WHAT TO WORK ON. Set out each line from the following listing that includes the word "name".

───── INPUT DATA ─────

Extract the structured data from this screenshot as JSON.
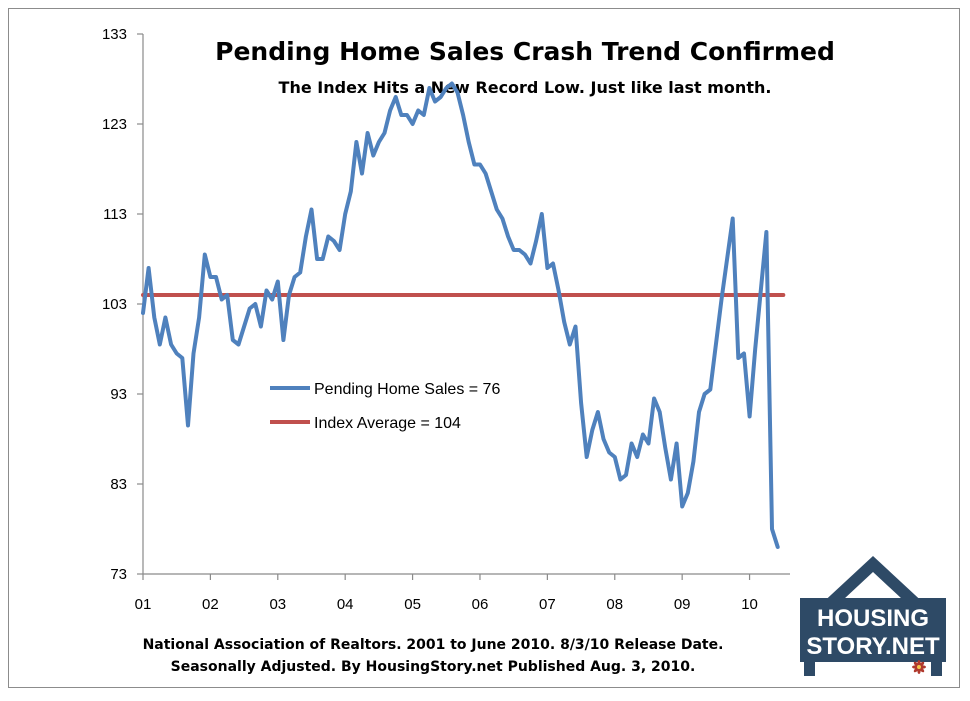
{
  "chart_data": {
    "type": "line",
    "title": "Pending Home Sales Crash Trend Confirmed",
    "subtitle": "The Index Hits a New Record Low. Just like last month.",
    "ylim": [
      73,
      133
    ],
    "yticks": [
      "73",
      "83",
      "93",
      "103",
      "113",
      "123",
      "133"
    ],
    "xticks": [
      "01",
      "02",
      "03",
      "04",
      "05",
      "06",
      "07",
      "08",
      "09",
      "10"
    ],
    "series": [
      {
        "name": "Pending Home Sales = 76",
        "color": "#4f81bd",
        "x": [
          2001.0,
          2001.083,
          2001.167,
          2001.25,
          2001.333,
          2001.417,
          2001.5,
          2001.583,
          2001.667,
          2001.75,
          2001.833,
          2001.917,
          2002.0,
          2002.083,
          2002.167,
          2002.25,
          2002.333,
          2002.417,
          2002.5,
          2002.583,
          2002.667,
          2002.75,
          2002.833,
          2002.917,
          2003.0,
          2003.083,
          2003.167,
          2003.25,
          2003.333,
          2003.417,
          2003.5,
          2003.583,
          2003.667,
          2003.75,
          2003.833,
          2003.917,
          2004.0,
          2004.083,
          2004.167,
          2004.25,
          2004.333,
          2004.417,
          2004.5,
          2004.583,
          2004.667,
          2004.75,
          2004.833,
          2004.917,
          2005.0,
          2005.083,
          2005.167,
          2005.25,
          2005.333,
          2005.417,
          2005.5,
          2005.583,
          2005.667,
          2005.75,
          2005.833,
          2005.917,
          2006.0,
          2006.083,
          2006.167,
          2006.25,
          2006.333,
          2006.417,
          2006.5,
          2006.583,
          2006.667,
          2006.75,
          2006.833,
          2006.917,
          2007.0,
          2007.083,
          2007.167,
          2007.25,
          2007.333,
          2007.417,
          2007.5,
          2007.583,
          2007.667,
          2007.75,
          2007.833,
          2007.917,
          2008.0,
          2008.083,
          2008.167,
          2008.25,
          2008.333,
          2008.417,
          2008.5,
          2008.583,
          2008.667,
          2008.75,
          2008.833,
          2008.917,
          2009.0,
          2009.083,
          2009.167,
          2009.25,
          2009.333,
          2009.417,
          2009.5,
          2009.583,
          2009.667,
          2009.75,
          2009.833,
          2009.917,
          2010.0,
          2010.083,
          2010.167,
          2010.25,
          2010.333,
          2010.417
        ],
        "values": [
          102.0,
          107.0,
          101.5,
          98.5,
          101.5,
          98.5,
          97.5,
          97.0,
          89.5,
          97.5,
          101.5,
          108.5,
          106.0,
          106.0,
          103.5,
          104.0,
          99.0,
          98.5,
          100.5,
          102.5,
          103.0,
          100.5,
          104.5,
          103.5,
          105.5,
          99.0,
          104.0,
          106.0,
          106.5,
          110.5,
          113.5,
          108.0,
          108.0,
          110.5,
          110.0,
          109.0,
          113.0,
          115.5,
          121.0,
          117.5,
          122.0,
          119.5,
          121.0,
          122.0,
          124.5,
          126.0,
          124.0,
          124.0,
          123.0,
          124.5,
          124.0,
          127.0,
          125.5,
          126.0,
          127.0,
          127.5,
          126.5,
          124.0,
          121.0,
          118.5,
          118.5,
          117.5,
          115.5,
          113.5,
          112.5,
          110.5,
          109.0,
          109.0,
          108.5,
          107.5,
          110.0,
          113.0,
          107.0,
          107.5,
          104.5,
          101.0,
          98.5,
          100.5,
          92.0,
          86.0,
          89.0,
          91.0,
          88.0,
          86.5,
          86.0,
          83.5,
          84.0,
          87.5,
          86.0,
          88.5,
          87.5,
          92.5,
          91.0,
          87.0,
          83.5,
          87.5,
          80.5,
          82.0,
          85.5,
          91.0,
          93.0,
          93.5,
          98.5,
          103.5,
          108.0,
          112.5,
          97.0,
          97.5,
          90.5,
          98.0,
          104.5,
          111.0,
          78.0,
          76.0
        ]
      },
      {
        "name": "Index Average = 104",
        "color": "#c0504d",
        "x": [
          2001.0,
          2010.5
        ],
        "values": [
          104.0,
          104.0
        ]
      }
    ],
    "footnote": [
      "National Association of Realtors. 2001 to June 2010. 8/3/10 Release Date.",
      "Seasonally Adjusted. By HousingStory.net Published Aug. 3, 2010."
    ]
  },
  "logo": {
    "line1": "HOUSING",
    "line2": "STORY.NET",
    "color": "#2e4a66",
    "accent": "#b03a2e"
  }
}
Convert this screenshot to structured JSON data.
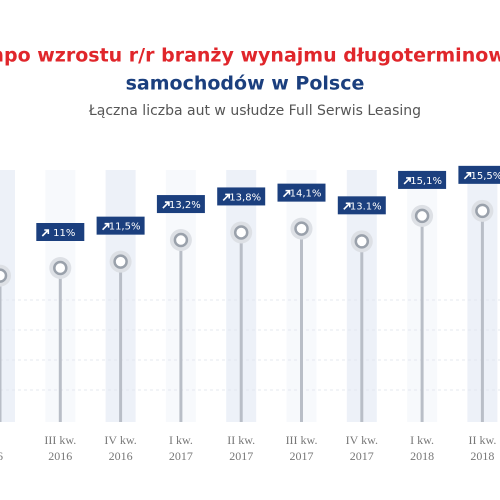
{
  "chart_data": {
    "type": "lollipop",
    "title": "mpo wzrostu r/r branży wynajmu długoterminow",
    "title_line2": "samochodów w Polsce",
    "subtitle": "Łączna liczba aut w usłudze Full Serwis Leasing",
    "quarters": [
      null,
      "III kw.",
      "IV kw.",
      "I kw.",
      "II kw.",
      "III kw.",
      "IV kw.",
      "I kw.",
      "II kw."
    ],
    "years": [
      "6",
      "2016",
      "2016",
      "2017",
      "2017",
      "2017",
      "2017",
      "2018",
      "2018"
    ],
    "values": [
      10.4,
      11,
      11.5,
      13.2,
      13.8,
      14.1,
      13.1,
      15.1,
      15.5
    ],
    "value_labels": [
      null,
      "11%",
      "11,5%",
      "13,2%",
      "13,8%",
      "14,1%",
      "13.1%",
      "15,1%",
      "15,5%"
    ],
    "color": "#1b3f7e",
    "title_color": "#e0262b"
  }
}
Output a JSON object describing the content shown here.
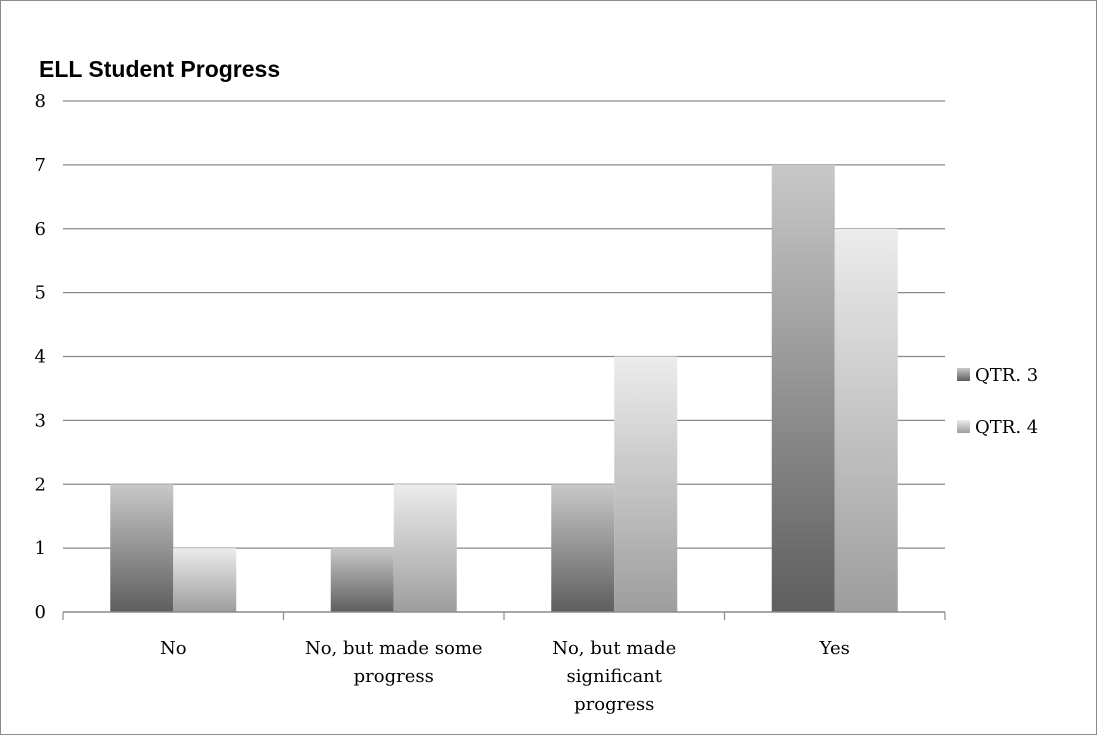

─────

ANSWER FOR THIS EXERCISE.
        "name": "Pending Home Sales = 76",
        "name": "Index Average = 104",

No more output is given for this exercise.